## Set task
Wherever the word "במחלוקת" appears in a line, extract that line.

## Records for this exercise
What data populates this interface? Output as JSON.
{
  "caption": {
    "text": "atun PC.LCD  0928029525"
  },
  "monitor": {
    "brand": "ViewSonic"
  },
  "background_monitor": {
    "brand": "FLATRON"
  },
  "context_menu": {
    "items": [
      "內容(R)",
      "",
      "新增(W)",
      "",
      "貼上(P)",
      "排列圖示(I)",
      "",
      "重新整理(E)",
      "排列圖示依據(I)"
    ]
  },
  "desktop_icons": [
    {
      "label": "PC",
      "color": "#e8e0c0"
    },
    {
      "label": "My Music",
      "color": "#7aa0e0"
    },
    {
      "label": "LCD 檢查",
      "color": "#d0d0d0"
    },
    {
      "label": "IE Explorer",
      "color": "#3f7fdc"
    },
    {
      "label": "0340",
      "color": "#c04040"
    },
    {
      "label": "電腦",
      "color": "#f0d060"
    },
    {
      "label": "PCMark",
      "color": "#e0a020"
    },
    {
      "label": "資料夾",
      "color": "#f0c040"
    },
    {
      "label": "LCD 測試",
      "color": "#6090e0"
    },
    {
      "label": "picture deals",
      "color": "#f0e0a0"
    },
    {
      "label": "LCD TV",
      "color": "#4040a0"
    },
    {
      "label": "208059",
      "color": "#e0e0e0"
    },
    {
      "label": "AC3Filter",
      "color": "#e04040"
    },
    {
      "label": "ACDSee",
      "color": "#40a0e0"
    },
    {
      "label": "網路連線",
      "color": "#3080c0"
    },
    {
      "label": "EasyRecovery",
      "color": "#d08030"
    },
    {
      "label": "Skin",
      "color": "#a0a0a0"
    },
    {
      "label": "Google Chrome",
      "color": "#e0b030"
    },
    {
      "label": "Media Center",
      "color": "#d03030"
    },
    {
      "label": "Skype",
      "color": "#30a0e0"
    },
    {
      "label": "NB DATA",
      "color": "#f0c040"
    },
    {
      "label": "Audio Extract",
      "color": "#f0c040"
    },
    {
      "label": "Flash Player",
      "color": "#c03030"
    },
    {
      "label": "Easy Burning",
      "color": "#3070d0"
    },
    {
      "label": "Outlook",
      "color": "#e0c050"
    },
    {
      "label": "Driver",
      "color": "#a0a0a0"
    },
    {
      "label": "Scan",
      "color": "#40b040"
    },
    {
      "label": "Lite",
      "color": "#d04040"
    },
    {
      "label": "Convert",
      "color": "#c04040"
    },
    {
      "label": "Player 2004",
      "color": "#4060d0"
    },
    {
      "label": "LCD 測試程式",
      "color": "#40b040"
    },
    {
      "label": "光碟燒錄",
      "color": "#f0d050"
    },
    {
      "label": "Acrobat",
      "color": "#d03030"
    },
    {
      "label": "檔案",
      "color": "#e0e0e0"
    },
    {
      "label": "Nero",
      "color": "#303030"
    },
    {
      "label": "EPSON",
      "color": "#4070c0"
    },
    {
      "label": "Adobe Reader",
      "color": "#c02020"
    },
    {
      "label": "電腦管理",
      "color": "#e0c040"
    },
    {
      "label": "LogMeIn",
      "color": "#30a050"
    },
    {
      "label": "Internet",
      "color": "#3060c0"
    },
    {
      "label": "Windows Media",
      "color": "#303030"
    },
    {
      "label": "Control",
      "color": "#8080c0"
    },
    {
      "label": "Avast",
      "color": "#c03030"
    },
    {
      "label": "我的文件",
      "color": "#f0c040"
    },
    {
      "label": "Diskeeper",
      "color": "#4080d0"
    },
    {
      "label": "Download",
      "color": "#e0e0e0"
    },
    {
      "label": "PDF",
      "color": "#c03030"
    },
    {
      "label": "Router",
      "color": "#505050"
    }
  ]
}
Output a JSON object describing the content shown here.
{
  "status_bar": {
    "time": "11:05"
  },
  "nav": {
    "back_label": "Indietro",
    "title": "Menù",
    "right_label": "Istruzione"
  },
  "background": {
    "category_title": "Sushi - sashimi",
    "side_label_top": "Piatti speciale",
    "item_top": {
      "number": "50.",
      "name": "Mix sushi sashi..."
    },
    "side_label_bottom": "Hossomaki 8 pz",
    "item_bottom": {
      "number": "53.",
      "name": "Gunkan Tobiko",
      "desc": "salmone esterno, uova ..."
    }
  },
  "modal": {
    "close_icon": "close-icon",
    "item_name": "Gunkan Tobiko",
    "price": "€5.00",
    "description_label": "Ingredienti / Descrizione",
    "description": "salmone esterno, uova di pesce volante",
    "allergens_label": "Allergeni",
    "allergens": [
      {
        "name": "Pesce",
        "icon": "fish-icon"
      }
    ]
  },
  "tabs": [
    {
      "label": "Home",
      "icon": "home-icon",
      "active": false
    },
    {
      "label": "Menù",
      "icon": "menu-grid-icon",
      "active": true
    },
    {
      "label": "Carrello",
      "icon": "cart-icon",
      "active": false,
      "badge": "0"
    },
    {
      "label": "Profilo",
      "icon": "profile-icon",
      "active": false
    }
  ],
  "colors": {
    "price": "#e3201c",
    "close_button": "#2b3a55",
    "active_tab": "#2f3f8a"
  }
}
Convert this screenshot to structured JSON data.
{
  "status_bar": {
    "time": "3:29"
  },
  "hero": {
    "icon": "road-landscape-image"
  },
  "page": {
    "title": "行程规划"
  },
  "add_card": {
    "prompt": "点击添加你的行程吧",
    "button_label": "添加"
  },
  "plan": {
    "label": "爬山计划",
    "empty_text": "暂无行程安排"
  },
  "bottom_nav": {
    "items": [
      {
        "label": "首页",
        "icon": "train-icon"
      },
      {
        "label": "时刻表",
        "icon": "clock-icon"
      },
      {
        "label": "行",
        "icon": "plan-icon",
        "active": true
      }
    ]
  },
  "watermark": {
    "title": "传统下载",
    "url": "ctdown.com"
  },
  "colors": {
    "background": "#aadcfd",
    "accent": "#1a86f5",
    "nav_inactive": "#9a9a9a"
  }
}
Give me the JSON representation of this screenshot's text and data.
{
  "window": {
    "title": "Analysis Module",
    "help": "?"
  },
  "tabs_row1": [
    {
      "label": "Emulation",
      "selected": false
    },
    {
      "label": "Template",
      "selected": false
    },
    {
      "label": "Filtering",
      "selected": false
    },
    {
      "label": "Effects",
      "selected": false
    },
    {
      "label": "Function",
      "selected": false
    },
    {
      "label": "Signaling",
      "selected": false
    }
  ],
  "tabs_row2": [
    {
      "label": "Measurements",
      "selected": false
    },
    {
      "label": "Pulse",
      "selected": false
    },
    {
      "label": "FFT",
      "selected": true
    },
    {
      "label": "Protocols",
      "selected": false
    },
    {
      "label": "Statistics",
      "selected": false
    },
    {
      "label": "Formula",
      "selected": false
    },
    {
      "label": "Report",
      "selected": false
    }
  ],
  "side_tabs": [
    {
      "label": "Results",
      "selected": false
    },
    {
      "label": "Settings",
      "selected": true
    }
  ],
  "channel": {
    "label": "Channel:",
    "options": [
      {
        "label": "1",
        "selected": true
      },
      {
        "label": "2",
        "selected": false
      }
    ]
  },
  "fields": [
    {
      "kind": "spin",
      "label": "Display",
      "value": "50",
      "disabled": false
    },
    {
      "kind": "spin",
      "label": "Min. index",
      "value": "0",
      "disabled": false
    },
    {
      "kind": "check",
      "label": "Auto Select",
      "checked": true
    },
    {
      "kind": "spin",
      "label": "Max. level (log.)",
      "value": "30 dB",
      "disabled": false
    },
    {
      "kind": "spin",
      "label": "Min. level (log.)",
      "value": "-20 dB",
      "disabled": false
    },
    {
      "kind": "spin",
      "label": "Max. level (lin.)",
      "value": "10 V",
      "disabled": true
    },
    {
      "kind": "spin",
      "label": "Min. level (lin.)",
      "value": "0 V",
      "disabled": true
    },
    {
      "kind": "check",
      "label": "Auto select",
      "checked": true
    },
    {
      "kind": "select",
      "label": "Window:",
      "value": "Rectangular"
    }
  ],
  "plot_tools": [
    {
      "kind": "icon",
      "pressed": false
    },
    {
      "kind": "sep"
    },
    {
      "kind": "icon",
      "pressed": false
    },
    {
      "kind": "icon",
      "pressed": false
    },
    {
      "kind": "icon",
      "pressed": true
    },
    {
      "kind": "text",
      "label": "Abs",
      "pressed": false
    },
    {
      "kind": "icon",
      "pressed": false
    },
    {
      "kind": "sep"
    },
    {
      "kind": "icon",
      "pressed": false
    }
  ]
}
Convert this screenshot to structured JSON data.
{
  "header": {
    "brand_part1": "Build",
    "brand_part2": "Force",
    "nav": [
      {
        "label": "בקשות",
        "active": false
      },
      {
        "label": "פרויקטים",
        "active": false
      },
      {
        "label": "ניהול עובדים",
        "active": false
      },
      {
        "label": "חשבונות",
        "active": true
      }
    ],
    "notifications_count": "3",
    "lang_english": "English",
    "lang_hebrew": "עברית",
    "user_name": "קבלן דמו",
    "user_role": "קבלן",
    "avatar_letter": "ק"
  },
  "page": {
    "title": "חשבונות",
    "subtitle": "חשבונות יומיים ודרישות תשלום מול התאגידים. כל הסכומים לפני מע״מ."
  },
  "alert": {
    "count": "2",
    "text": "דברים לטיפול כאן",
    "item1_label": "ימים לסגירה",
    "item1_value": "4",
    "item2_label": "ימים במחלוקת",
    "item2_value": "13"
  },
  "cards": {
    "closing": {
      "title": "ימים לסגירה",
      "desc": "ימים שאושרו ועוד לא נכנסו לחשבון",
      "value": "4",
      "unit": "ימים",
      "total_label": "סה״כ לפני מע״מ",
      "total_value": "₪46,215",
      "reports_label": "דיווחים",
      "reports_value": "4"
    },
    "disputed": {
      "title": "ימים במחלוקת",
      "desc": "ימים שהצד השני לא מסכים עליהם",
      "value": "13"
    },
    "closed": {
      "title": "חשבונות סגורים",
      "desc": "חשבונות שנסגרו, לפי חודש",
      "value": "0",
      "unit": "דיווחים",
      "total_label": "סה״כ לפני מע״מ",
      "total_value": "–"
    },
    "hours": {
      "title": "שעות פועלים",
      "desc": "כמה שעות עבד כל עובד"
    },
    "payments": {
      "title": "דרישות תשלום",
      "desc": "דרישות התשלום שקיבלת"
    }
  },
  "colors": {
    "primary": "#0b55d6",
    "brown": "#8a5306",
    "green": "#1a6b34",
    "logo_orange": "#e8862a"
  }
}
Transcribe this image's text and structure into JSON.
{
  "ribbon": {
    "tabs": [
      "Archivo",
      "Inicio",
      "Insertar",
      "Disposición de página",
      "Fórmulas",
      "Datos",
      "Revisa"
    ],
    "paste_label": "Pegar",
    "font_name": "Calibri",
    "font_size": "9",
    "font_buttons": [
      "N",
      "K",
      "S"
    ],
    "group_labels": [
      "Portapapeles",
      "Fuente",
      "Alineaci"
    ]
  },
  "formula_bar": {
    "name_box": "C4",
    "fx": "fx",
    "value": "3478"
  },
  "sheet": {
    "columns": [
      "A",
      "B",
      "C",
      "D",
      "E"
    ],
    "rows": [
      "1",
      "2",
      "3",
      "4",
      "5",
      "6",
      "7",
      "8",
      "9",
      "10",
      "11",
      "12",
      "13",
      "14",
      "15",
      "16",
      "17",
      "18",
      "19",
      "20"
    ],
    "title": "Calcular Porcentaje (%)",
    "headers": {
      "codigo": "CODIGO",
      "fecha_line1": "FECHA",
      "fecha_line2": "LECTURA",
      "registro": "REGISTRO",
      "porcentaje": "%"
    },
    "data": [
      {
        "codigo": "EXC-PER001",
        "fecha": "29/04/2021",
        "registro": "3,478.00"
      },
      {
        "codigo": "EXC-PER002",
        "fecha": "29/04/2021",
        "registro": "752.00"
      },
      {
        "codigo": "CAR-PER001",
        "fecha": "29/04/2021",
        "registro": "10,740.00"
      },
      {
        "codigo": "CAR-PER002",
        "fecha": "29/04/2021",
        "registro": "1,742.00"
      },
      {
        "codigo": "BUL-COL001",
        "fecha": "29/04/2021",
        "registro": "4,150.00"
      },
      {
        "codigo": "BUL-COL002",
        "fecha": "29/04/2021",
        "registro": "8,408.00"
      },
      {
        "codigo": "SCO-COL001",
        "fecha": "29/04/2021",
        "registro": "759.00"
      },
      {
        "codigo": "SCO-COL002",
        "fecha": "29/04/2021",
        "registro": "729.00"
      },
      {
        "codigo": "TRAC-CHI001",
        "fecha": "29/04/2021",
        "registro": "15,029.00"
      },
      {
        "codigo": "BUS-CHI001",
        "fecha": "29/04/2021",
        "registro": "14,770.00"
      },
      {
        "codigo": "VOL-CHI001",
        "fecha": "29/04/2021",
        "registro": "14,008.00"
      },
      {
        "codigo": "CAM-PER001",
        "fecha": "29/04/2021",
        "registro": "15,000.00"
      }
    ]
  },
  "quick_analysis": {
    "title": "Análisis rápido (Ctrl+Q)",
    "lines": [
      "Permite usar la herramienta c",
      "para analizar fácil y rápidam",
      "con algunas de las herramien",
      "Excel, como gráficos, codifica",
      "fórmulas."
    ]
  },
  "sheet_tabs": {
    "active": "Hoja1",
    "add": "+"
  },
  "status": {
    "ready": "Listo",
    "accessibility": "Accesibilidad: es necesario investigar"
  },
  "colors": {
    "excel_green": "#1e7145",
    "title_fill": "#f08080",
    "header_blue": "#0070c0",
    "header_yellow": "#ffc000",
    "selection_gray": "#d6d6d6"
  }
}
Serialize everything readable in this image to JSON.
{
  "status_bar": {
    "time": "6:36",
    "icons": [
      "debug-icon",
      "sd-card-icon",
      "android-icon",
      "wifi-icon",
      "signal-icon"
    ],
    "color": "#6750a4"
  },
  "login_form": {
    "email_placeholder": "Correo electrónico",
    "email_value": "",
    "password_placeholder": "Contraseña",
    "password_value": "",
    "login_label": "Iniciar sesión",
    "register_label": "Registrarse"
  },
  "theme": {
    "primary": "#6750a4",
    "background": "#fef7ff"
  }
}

## Answer in full
    "item2_label": "ימים במחלוקת",
      "title": "ימים במחלוקת",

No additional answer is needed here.